Copy the data line for line from its very first line, stopping after the line that contains "List UI elements", and include that line. Leave the pictures out of your copy.

## BEGIN Listed entries

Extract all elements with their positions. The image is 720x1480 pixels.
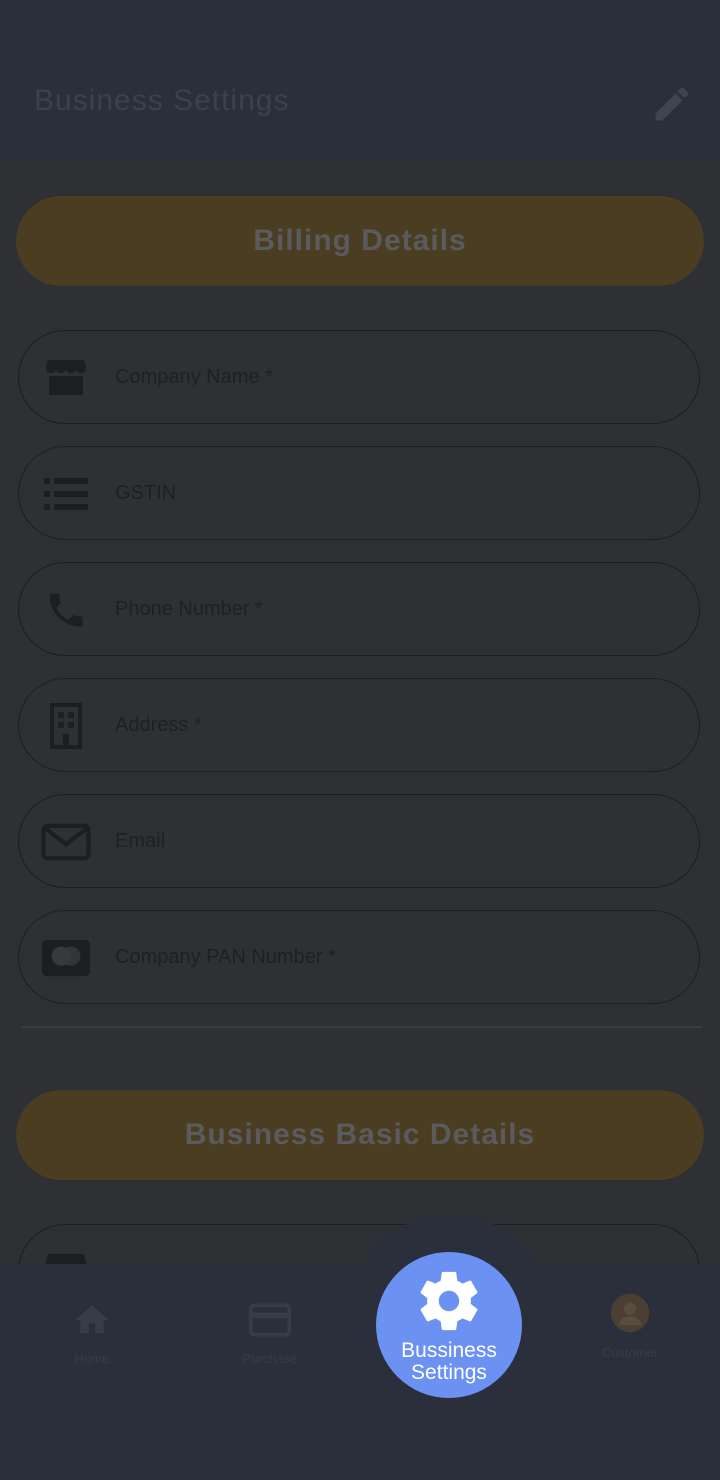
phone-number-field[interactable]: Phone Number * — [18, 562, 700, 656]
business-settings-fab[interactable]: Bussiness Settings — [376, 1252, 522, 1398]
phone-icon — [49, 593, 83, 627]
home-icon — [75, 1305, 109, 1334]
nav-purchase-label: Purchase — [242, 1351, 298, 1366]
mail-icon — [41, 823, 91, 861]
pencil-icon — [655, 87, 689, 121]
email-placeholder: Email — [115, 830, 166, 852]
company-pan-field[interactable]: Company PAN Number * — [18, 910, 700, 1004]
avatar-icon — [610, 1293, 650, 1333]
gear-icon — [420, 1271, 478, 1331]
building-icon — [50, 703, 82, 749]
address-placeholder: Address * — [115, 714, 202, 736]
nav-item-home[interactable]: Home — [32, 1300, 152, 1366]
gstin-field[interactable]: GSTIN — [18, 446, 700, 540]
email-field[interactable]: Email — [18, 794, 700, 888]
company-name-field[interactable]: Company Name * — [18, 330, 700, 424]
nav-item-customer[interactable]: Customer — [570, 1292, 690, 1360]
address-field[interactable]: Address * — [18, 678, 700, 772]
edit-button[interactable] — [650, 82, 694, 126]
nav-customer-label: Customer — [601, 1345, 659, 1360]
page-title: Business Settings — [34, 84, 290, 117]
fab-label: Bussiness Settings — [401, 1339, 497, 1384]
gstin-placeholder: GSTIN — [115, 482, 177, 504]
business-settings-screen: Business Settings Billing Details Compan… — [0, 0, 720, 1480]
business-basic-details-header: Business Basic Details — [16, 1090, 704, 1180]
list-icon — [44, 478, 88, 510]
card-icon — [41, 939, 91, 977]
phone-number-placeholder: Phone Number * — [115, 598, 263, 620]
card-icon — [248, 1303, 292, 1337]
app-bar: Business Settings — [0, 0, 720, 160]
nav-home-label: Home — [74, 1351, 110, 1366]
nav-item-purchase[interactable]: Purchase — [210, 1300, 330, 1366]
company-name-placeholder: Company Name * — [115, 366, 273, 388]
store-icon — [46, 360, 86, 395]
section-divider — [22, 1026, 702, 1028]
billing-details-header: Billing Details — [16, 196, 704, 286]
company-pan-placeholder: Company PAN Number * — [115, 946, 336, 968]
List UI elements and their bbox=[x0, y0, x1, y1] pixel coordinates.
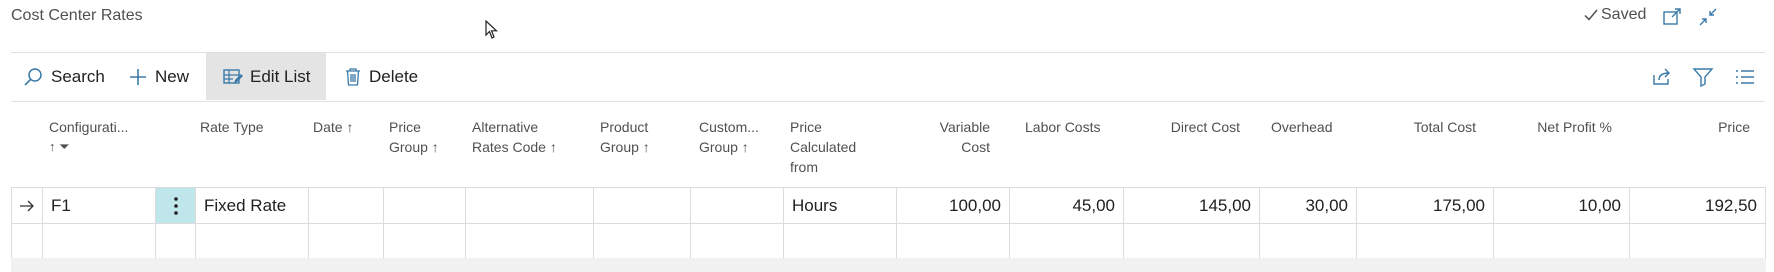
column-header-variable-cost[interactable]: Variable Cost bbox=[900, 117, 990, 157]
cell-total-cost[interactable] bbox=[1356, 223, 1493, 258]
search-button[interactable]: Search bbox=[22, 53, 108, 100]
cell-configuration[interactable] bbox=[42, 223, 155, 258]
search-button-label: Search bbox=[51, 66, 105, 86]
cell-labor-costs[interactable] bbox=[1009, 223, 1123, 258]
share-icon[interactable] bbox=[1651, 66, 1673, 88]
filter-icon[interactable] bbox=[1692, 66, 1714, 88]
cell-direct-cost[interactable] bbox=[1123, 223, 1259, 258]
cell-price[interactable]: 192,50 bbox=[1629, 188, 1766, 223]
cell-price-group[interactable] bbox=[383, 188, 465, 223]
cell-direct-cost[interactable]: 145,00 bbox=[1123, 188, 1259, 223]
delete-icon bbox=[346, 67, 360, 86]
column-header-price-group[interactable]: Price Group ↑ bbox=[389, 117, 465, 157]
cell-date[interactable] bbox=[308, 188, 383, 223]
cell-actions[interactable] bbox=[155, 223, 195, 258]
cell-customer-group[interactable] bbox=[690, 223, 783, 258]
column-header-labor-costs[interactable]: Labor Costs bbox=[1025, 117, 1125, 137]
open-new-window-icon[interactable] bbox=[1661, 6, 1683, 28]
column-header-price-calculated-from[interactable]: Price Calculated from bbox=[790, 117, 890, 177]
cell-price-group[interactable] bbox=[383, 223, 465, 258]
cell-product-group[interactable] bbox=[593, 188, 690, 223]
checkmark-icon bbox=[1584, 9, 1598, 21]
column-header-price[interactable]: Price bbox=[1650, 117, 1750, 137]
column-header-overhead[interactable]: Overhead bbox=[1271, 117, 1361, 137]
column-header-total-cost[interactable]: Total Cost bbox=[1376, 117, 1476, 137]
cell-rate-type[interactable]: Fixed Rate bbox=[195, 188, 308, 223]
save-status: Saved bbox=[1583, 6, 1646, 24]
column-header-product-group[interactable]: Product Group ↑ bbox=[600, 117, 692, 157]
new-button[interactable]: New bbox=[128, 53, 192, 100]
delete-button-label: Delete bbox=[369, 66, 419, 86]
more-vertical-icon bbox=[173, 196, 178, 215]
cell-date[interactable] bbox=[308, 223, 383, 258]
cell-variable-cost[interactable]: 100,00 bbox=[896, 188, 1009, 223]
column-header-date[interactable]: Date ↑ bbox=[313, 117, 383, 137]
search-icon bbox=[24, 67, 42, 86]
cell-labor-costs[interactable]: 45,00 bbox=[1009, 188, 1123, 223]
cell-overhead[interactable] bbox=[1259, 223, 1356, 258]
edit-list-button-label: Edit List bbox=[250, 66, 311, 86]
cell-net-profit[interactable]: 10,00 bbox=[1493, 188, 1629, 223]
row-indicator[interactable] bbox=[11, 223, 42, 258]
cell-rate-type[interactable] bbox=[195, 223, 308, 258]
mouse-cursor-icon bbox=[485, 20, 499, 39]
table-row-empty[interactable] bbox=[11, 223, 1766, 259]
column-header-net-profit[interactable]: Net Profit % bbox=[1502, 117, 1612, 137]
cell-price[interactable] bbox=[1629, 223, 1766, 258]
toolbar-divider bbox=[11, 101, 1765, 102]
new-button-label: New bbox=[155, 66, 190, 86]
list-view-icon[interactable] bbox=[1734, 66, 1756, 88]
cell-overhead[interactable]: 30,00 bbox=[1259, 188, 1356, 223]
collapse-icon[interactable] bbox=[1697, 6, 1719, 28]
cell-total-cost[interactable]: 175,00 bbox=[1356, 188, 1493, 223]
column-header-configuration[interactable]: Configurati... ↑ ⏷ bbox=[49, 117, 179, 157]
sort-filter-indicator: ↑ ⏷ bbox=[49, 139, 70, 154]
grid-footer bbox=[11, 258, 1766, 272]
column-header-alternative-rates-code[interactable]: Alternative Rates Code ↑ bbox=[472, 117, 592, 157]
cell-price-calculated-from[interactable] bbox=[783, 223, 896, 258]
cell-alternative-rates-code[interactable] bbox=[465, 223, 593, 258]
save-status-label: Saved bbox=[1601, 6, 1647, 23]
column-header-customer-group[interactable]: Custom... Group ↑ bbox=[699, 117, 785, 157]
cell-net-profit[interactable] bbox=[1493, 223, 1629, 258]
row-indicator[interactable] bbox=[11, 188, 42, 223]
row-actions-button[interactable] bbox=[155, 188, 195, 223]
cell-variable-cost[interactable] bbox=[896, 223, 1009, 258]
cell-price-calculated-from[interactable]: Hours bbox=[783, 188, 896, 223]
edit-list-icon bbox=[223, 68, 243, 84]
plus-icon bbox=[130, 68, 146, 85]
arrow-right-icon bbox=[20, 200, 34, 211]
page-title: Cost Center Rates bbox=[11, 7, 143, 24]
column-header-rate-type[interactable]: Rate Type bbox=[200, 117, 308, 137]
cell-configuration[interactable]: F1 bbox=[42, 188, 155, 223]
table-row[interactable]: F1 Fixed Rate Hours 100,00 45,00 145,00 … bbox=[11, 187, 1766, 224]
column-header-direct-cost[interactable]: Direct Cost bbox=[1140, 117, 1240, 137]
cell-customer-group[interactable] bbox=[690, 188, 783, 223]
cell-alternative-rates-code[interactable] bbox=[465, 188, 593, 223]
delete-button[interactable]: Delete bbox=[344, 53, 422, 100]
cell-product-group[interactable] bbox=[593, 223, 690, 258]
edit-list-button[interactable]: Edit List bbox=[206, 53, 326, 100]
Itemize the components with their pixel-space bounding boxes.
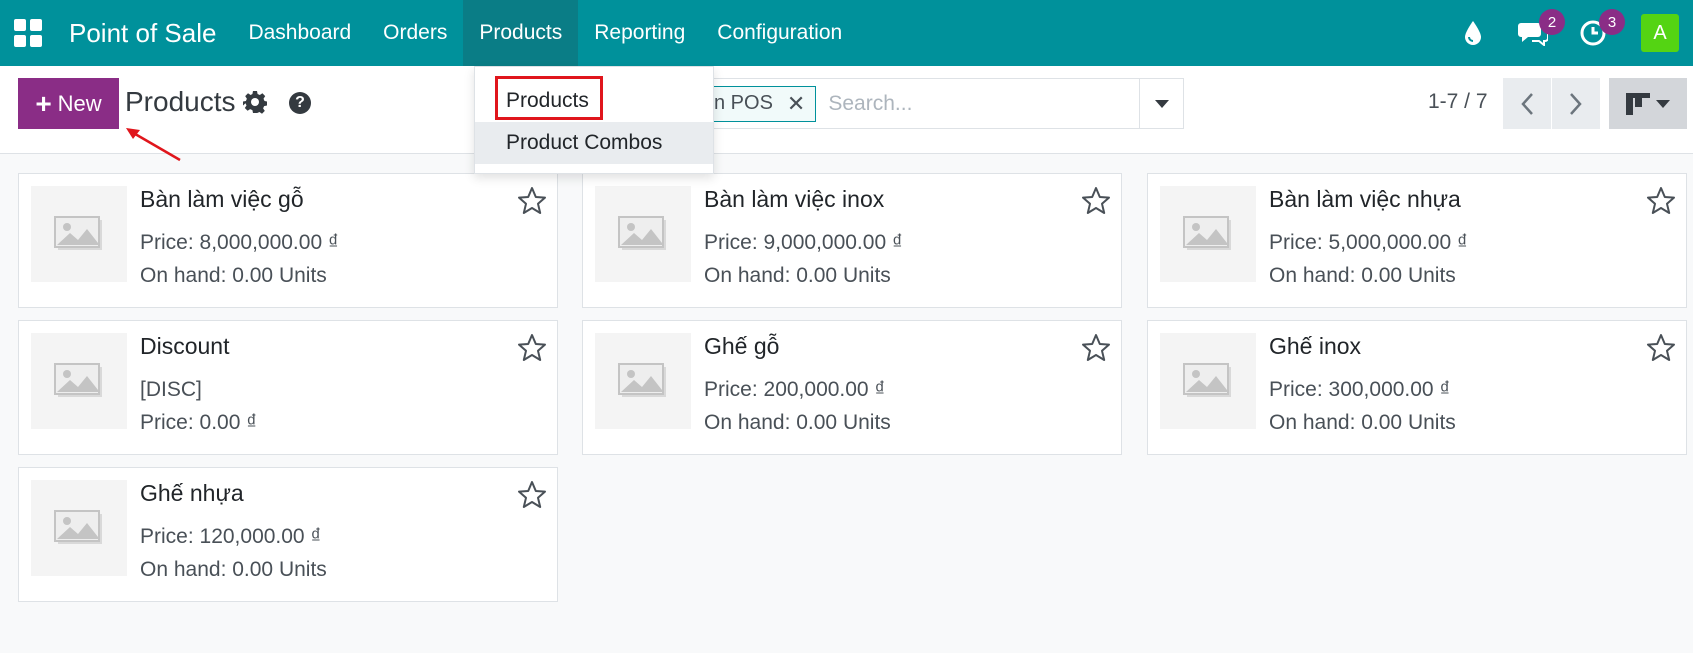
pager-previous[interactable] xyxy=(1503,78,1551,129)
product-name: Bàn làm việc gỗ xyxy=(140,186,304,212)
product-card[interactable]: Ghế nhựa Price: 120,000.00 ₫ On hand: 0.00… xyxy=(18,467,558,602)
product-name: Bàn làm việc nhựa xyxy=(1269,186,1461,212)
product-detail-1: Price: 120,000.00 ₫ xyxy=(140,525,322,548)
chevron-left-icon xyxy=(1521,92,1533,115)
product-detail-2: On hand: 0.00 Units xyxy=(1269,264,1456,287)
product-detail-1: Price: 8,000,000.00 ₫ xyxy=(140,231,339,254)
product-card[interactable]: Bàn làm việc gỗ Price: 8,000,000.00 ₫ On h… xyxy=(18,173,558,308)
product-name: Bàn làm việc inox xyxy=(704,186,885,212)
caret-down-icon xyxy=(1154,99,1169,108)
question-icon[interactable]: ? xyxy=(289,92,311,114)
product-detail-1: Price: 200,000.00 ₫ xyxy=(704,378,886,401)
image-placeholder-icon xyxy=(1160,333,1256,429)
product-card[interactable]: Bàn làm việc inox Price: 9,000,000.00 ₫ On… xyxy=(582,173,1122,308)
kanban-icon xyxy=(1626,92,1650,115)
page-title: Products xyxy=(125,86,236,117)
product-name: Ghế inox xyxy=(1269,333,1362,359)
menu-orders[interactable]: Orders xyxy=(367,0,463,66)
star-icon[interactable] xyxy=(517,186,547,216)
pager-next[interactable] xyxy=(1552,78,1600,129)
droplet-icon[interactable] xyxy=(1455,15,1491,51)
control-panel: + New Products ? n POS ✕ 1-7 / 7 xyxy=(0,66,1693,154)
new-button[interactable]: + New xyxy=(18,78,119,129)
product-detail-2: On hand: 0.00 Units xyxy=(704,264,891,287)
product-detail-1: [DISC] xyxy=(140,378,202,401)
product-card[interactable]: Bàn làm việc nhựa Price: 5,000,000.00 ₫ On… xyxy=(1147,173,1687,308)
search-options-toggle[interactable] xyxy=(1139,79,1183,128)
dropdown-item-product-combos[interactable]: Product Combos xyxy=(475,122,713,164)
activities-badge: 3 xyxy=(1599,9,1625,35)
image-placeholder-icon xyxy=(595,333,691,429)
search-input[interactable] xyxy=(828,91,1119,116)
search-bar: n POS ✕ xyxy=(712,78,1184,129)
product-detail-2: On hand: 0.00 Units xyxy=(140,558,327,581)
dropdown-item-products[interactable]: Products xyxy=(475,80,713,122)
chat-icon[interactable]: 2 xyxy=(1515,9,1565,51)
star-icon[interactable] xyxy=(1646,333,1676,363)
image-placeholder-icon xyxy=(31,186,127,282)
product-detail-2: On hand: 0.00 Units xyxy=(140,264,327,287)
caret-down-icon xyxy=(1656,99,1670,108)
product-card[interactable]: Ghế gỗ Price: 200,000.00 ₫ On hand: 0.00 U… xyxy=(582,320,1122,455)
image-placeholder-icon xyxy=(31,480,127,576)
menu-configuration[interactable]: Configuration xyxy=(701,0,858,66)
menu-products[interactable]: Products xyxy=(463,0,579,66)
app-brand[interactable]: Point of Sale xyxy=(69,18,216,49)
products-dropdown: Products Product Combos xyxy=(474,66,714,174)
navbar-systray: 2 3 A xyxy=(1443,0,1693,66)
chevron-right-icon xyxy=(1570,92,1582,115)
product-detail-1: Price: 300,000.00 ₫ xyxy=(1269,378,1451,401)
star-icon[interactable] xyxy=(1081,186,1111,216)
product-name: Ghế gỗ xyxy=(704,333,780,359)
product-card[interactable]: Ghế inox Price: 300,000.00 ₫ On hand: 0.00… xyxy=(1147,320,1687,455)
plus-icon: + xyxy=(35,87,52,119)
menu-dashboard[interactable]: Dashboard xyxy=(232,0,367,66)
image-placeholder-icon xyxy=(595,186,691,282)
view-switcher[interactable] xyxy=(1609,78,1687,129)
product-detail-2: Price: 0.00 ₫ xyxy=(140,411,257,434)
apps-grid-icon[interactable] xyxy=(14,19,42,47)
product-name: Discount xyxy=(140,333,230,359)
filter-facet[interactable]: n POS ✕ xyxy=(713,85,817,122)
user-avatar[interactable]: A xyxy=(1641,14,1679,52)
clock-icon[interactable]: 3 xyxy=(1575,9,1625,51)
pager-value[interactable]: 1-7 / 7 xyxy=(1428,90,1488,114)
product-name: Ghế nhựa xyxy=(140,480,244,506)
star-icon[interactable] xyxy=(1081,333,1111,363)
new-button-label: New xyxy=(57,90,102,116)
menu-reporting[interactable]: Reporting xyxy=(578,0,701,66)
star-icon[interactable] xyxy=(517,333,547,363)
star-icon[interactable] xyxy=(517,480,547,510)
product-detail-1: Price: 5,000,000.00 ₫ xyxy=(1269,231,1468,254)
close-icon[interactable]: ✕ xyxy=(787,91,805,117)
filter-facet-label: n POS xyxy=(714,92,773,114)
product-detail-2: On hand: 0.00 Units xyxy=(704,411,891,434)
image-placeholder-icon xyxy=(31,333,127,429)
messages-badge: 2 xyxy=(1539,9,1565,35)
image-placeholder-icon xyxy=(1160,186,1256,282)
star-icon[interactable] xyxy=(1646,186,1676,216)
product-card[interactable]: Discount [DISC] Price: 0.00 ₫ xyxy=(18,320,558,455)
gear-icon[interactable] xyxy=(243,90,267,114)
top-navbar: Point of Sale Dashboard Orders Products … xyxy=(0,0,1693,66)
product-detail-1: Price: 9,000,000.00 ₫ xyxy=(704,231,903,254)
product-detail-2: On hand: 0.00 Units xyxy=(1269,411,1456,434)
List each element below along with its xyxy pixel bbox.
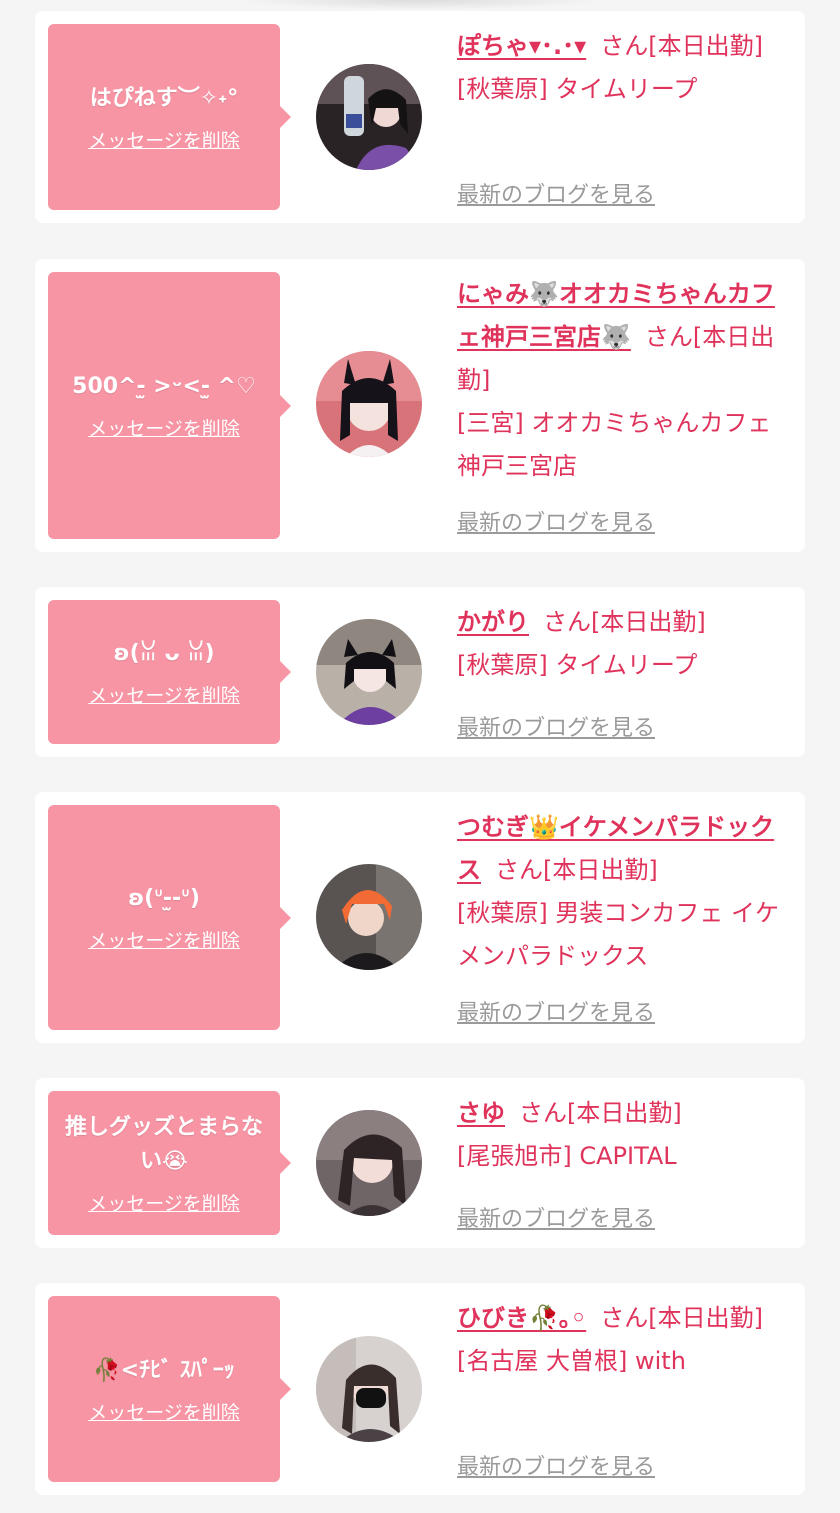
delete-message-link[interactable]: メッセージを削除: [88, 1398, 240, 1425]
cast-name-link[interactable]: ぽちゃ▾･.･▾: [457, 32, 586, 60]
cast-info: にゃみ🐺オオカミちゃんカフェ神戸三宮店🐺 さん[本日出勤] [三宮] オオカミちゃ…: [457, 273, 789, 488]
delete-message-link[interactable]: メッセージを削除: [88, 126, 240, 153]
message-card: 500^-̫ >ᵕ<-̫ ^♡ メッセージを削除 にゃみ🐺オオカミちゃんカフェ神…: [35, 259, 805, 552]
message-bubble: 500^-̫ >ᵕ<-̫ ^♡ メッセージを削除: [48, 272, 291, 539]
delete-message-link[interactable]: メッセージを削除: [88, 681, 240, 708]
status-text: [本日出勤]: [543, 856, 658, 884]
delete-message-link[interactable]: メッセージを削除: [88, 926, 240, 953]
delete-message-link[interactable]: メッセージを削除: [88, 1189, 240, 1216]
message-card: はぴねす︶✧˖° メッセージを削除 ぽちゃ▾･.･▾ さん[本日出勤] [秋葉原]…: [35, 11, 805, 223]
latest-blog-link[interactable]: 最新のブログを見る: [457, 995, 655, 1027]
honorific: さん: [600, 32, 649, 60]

## END Listed entries

Answer —
Extract all elements with their positions. The image is 720x1480 pixels.
phone-number-field[interactable]: Phone Number * — [18, 562, 700, 656]
business-settings-fab[interactable]: Bussiness Settings — [376, 1252, 522, 1398]
phone-icon — [49, 593, 83, 627]
home-icon — [75, 1305, 109, 1334]
nav-purchase-label: Purchase — [242, 1351, 298, 1366]
mail-icon — [41, 823, 91, 861]
pencil-icon — [655, 87, 689, 121]
email-placeholder: Email — [115, 830, 166, 852]
company-pan-field[interactable]: Company PAN Number * — [18, 910, 700, 1004]
avatar-icon — [610, 1293, 650, 1333]
gear-icon — [420, 1271, 478, 1331]
building-icon — [50, 703, 82, 749]
address-placeholder: Address * — [115, 714, 202, 736]
nav-item-home[interactable]: Home — [32, 1300, 152, 1366]
gstin-field[interactable]: GSTIN — [18, 446, 700, 540]
email-field[interactable]: Email — [18, 794, 700, 888]
company-name-field[interactable]: Company Name * — [18, 330, 700, 424]
nav-item-customer[interactable]: Customer — [570, 1292, 690, 1360]
address-field[interactable]: Address * — [18, 678, 700, 772]
edit-button[interactable] — [650, 82, 694, 126]
nav-customer-label: Customer — [601, 1345, 659, 1360]
page-title: Business Settings — [34, 84, 290, 117]
fab-label: Bussiness Settings — [401, 1339, 497, 1384]
gstin-placeholder: GSTIN — [115, 482, 177, 504]
business-settings-screen: Business Settings Billing Details Compan… — [0, 0, 720, 1480]
business-basic-details-header: Business Basic Details — [16, 1090, 704, 1180]
list-icon — [44, 478, 88, 510]
card-icon — [41, 939, 91, 977]
phone-number-placeholder: Phone Number * — [115, 598, 263, 620]
card-icon — [248, 1303, 292, 1337]
app-bar: Business Settings — [0, 0, 720, 160]
nav-home-label: Home — [74, 1351, 110, 1366]
nav-item-purchase[interactable]: Purchase — [210, 1300, 330, 1366]
company-name-placeholder: Company Name * — [115, 366, 273, 388]
store-icon — [46, 360, 86, 395]
section-divider — [22, 1026, 702, 1028]
billing-details-header: Billing Details — [16, 196, 704, 286]
company-pan-placeholder: Company PAN Number * — [115, 946, 336, 968]
List UI elements and their bbox=[x0, y0, x1, y1] pixel coordinates.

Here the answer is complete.